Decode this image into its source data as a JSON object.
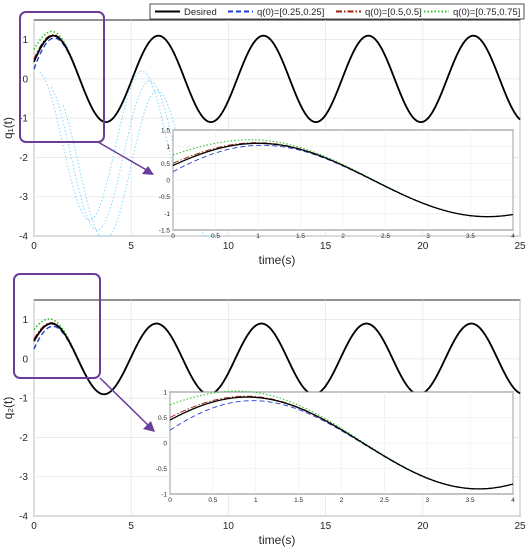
{
  "legend": {
    "entries": [
      {
        "label": "Desired",
        "color": "#000000",
        "dash": "solid"
      },
      {
        "label": "q(0)=[0.25,0.25]",
        "color": "#1f3fd6",
        "dash": "dashed"
      },
      {
        "label": "q(0)=[0.5,0.5]",
        "color": "#a0200a",
        "dash": "dashdot"
      },
      {
        "label": "q(0)=[0.75,0.75]",
        "color": "#2ec52e",
        "dash": "dotted"
      }
    ]
  },
  "colors": {
    "desired": "#000000",
    "q025": "#1f3fd6",
    "q05": "#a0200a",
    "q075": "#2ec52e",
    "artifact": "#66ccff",
    "highlight": "#6a3d9a"
  },
  "chart_data": [
    {
      "type": "line",
      "ylabel": "q₁(t)",
      "xlabel": "time(s)",
      "xlim": [
        0,
        25
      ],
      "ylim": [
        -4,
        1.5
      ],
      "xticks": [
        0,
        5,
        10,
        15,
        20,
        25
      ],
      "yticks": [
        1,
        0,
        -1,
        -2,
        -3,
        -4
      ],
      "grid": true,
      "signal": {
        "amplitude": 1.1,
        "period": 5.4,
        "phase_peak_time": 1.0
      },
      "initial_values": {
        "Desired": 0.8,
        "q(0)=[0.25,0.25]": 0.25,
        "q(0)=[0.5,0.5]": 0.5,
        "q(0)=[0.75,0.75]": 0.75
      },
      "inset": {
        "xlim": [
          0,
          4
        ],
        "ylim": [
          -1.5,
          1.5
        ],
        "xticks": [
          0,
          0.5,
          1,
          1.5,
          2,
          2.5,
          3,
          3.5,
          4
        ],
        "yticks": [
          1.5,
          1,
          0.5,
          0,
          -0.5,
          -1,
          -1.5
        ]
      }
    },
    {
      "type": "line",
      "ylabel": "q₂(t)",
      "xlabel": "time(s)",
      "xlim": [
        0,
        25
      ],
      "ylim": [
        -4,
        1.5
      ],
      "xticks": [
        0,
        5,
        10,
        15,
        20,
        25
      ],
      "yticks": [
        1,
        0,
        -1,
        -2,
        -3,
        -4
      ],
      "grid": true,
      "signal": {
        "amplitude": 0.9,
        "period": 5.4,
        "phase_peak_time": 0.9
      },
      "initial_values": {
        "Desired": 0.6,
        "q(0)=[0.25,0.25]": 0.25,
        "q(0)=[0.5,0.5]": 0.5,
        "q(0)=[0.75,0.75]": 0.75
      },
      "inset": {
        "xlim": [
          0,
          4
        ],
        "ylim": [
          -1,
          1
        ],
        "xticks": [
          0,
          0.5,
          1,
          1.5,
          2,
          2.5,
          3,
          3.5,
          4
        ],
        "yticks": [
          1,
          0.5,
          0,
          -0.5,
          -1
        ]
      }
    }
  ]
}
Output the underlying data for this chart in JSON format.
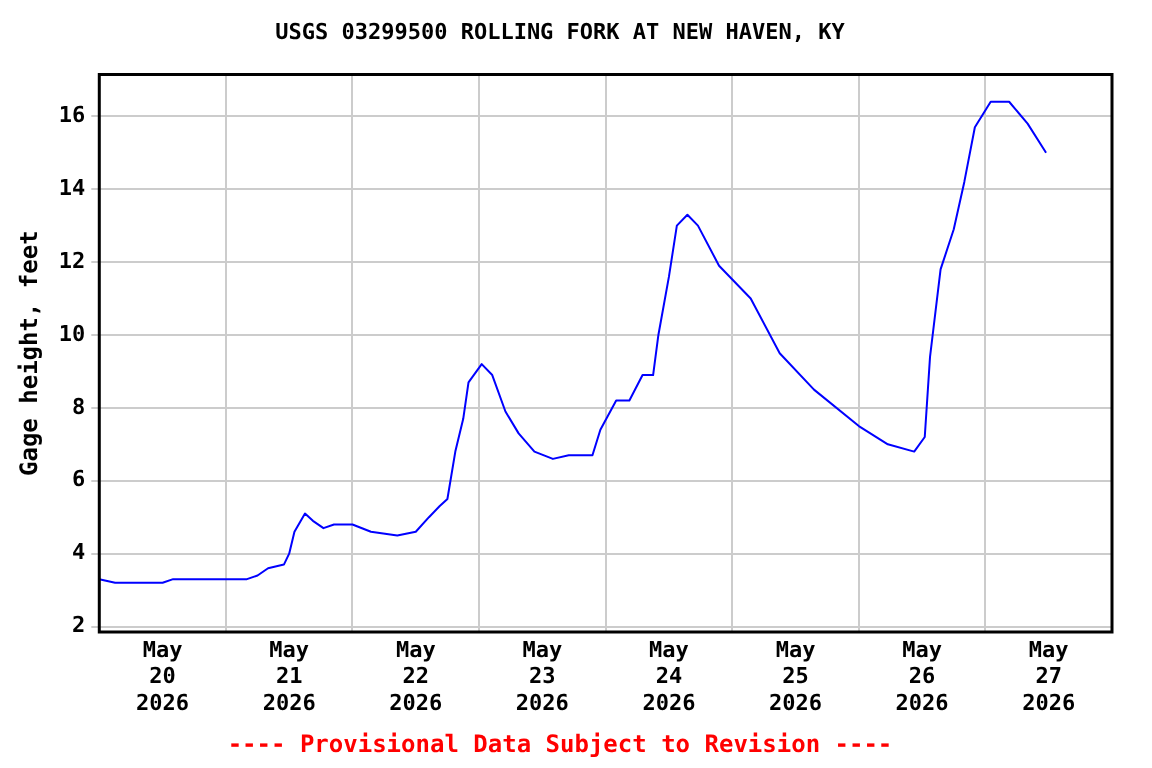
{
  "chart_data": {
    "type": "line",
    "title": "USGS 03299500 ROLLING FORK AT NEW HAVEN, KY",
    "ylabel": "Gage height, feet",
    "annotations": [
      "---- Provisional Data Subject to Revision ----"
    ],
    "x": [
      "2026-05-20T00:00",
      "2026-05-20T03:00",
      "2026-05-20T12:00",
      "2026-05-20T14:00",
      "2026-05-20T18:00",
      "2026-05-20T21:00",
      "2026-05-21T04:00",
      "2026-05-21T06:00",
      "2026-05-21T08:00",
      "2026-05-21T11:00",
      "2026-05-21T12:00",
      "2026-05-21T13:00",
      "2026-05-21T15:00",
      "2026-05-21T16:30",
      "2026-05-21T18:30",
      "2026-05-21T20:30",
      "2026-05-22T00:00",
      "2026-05-22T03:30",
      "2026-05-22T08:30",
      "2026-05-22T12:00",
      "2026-05-22T14:30",
      "2026-05-22T16:30",
      "2026-05-22T18:00",
      "2026-05-22T19:30",
      "2026-05-22T21:00",
      "2026-05-22T22:00",
      "2026-05-23T00:30",
      "2026-05-23T02:30",
      "2026-05-23T05:00",
      "2026-05-23T07:30",
      "2026-05-23T10:30",
      "2026-05-23T14:00",
      "2026-05-23T17:00",
      "2026-05-23T21:30",
      "2026-05-23T23:00",
      "2026-05-24T02:00",
      "2026-05-24T04:30",
      "2026-05-24T07:00",
      "2026-05-24T09:00",
      "2026-05-24T10:00",
      "2026-05-24T12:00",
      "2026-05-24T13:30",
      "2026-05-24T15:30",
      "2026-05-24T17:30",
      "2026-05-24T21:30",
      "2026-05-25T03:30",
      "2026-05-25T09:00",
      "2026-05-25T15:30",
      "2026-05-26T00:00",
      "2026-05-26T05:30",
      "2026-05-26T10:30",
      "2026-05-26T12:30",
      "2026-05-26T13:30",
      "2026-05-26T15:30",
      "2026-05-26T18:00",
      "2026-05-26T20:00",
      "2026-05-26T22:00",
      "2026-05-27T01:00",
      "2026-05-27T04:30",
      "2026-05-27T08:00",
      "2026-05-27T11:30"
    ],
    "series": [
      {
        "color": "#0000ff",
        "values": [
          3.3,
          3.2,
          3.2,
          3.3,
          3.3,
          3.3,
          3.3,
          3.4,
          3.6,
          3.7,
          4.0,
          4.6,
          5.1,
          4.9,
          4.7,
          4.8,
          4.8,
          4.6,
          4.5,
          4.6,
          5.0,
          5.3,
          5.5,
          6.8,
          7.7,
          8.7,
          9.2,
          8.9,
          7.9,
          7.3,
          6.8,
          6.6,
          6.7,
          6.7,
          7.4,
          8.2,
          8.2,
          8.9,
          8.9,
          10.0,
          11.6,
          13.0,
          13.3,
          13.0,
          11.9,
          11.0,
          9.5,
          8.5,
          7.5,
          7.0,
          6.8,
          7.2,
          9.4,
          11.8,
          12.9,
          14.2,
          15.7,
          16.4,
          16.4,
          15.8,
          15.0
        ]
      }
    ],
    "xlim": [
      "2026-05-20T00:00",
      "2026-05-28T00:00"
    ],
    "xticks": [
      {
        "value": "2026-05-20T00:00",
        "label": null
      },
      {
        "value": "2026-05-20T12:00",
        "label": "May 20 2026"
      },
      {
        "value": "2026-05-21T00:00",
        "label": null
      },
      {
        "value": "2026-05-21T12:00",
        "label": "May 21 2026"
      },
      {
        "value": "2026-05-22T00:00",
        "label": null
      },
      {
        "value": "2026-05-22T12:00",
        "label": "May 22 2026"
      },
      {
        "value": "2026-05-23T00:00",
        "label": null
      },
      {
        "value": "2026-05-23T12:00",
        "label": "May 23 2026"
      },
      {
        "value": "2026-05-24T00:00",
        "label": null
      },
      {
        "value": "2026-05-24T12:00",
        "label": "May 24 2026"
      },
      {
        "value": "2026-05-25T00:00",
        "label": null
      },
      {
        "value": "2026-05-25T12:00",
        "label": "May 25 2026"
      },
      {
        "value": "2026-05-26T00:00",
        "label": null
      },
      {
        "value": "2026-05-26T12:00",
        "label": "May 26 2026"
      },
      {
        "value": "2026-05-27T00:00",
        "label": null
      },
      {
        "value": "2026-05-27T12:00",
        "label": "May 27 2026"
      },
      {
        "value": "2026-05-28T00:00",
        "label": null
      }
    ],
    "ylim": [
      1.85,
      17.15
    ],
    "yticks": [
      2,
      4,
      6,
      8,
      10,
      12,
      14,
      16
    ],
    "grid": true,
    "legend": false,
    "marker": "none",
    "line_style": "solid"
  }
}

___

→ Problem requirements
Copy all lines from the material that contain "ylabel".

→ Answer to the task
      "ylabel": "q₁(t)",
      "ylabel": "q₂(t)",
    "ylabel": "Gage height, feet",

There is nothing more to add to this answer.